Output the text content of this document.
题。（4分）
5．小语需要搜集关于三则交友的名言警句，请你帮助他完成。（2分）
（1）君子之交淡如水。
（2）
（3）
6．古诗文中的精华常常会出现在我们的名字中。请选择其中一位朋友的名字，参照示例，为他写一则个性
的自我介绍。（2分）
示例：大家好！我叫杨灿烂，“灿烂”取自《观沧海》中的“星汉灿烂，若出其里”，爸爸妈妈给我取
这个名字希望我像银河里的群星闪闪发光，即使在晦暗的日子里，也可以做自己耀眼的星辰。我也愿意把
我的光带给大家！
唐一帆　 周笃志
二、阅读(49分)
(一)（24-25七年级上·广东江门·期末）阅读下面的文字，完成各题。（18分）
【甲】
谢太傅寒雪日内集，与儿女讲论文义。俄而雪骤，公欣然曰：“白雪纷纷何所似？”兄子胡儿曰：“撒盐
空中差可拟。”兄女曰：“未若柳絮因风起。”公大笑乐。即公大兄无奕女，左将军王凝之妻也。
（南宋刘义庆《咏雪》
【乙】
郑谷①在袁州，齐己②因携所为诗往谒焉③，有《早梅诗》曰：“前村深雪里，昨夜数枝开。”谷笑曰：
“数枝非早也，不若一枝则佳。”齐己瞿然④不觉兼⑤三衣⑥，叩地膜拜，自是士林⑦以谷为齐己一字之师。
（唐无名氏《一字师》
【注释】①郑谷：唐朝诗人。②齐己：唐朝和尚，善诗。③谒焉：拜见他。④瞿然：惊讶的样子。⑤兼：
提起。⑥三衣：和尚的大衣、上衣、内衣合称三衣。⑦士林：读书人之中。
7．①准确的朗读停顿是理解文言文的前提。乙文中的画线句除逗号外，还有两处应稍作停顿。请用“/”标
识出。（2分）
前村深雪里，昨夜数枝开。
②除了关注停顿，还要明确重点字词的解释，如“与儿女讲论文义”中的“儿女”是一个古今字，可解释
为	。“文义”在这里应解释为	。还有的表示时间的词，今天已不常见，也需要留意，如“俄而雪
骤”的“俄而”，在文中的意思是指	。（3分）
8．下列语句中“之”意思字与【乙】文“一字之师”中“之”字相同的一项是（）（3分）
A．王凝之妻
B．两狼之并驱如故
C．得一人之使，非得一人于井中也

+ + + +

STATED TASK:
Set down the listing above in full, please, exactly as it appears.

WRITTEN RESPONSE:
Output the text content of this document.
题。（4分）
5．小语需要搜集关于三则交友的名言警句，请你帮助他完成。（2分）
（1）君子之交淡如水。
（2）
（3）
6．古诗文中的精华常常会出现在我们的名字中。请选择其中一位朋友的名字，参照示例，为他写一则个性
的自我介绍。（2分）
示例：大家好！我叫杨灿烂，“灿烂”取自《观沧海》中的“星汉灿烂，若出其里”，爸爸妈妈给我取
这个名字希望我像银河里的群星闪闪发光，即使在晦暗的日子里，也可以做自己耀眼的星辰。我也愿意把
我的光带给大家！
唐一帆　 周笃志
二、阅读(49分)
(一)（24-25七年级上·广东江门·期末）阅读下面的文字，完成各题。（18分）
【甲】
谢太傅寒雪日内集，与儿女讲论文义。俄而雪骤，公欣然曰：“白雪纷纷何所似？”兄子胡儿曰：“撒盐
空中差可拟。”兄女曰：“未若柳絮因风起。”公大笑乐。即公大兄无奕女，左将军王凝之妻也。
（南宋刘义庆《咏雪》
【乙】
郑谷①在袁州，齐己②因携所为诗往谒焉③，有《早梅诗》曰：“前村深雪里，昨夜数枝开。”谷笑曰：
“数枝非早也，不若一枝则佳。”齐己瞿然④不觉兼⑤三衣⑥，叩地膜拜，自是士林⑦以谷为齐己一字之师。
（唐无名氏《一字师》
【注释】①郑谷：唐朝诗人。②齐己：唐朝和尚，善诗。③谒焉：拜见他。④瞿然：惊讶的样子。⑤兼：
提起。⑥三衣：和尚的大衣、上衣、内衣合称三衣。⑦士林：读书人之中。
7．①准确的朗读停顿是理解文言文的前提。乙文中的画线句除逗号外，还有两处应稍作停顿。请用“/”标
识出。（2分）
前村深雪里，昨夜数枝开。
②除了关注停顿，还要明确重点字词的解释，如“与儿女讲论文义”中的“儿女”是一个古今字，可解释
为	。“文义”在这里应解释为	。还有的表示时间的词，今天已不常见，也需要留意，如“俄而雪
骤”的“俄而”，在文中的意思是指	。（3分）
8．下列语句中“之”意思字与【乙】文“一字之师”中“之”字相同的一项是（）（3分）
A．王凝之妻
B．两狼之并驱如故
C．得一人之使，非得一人于井中也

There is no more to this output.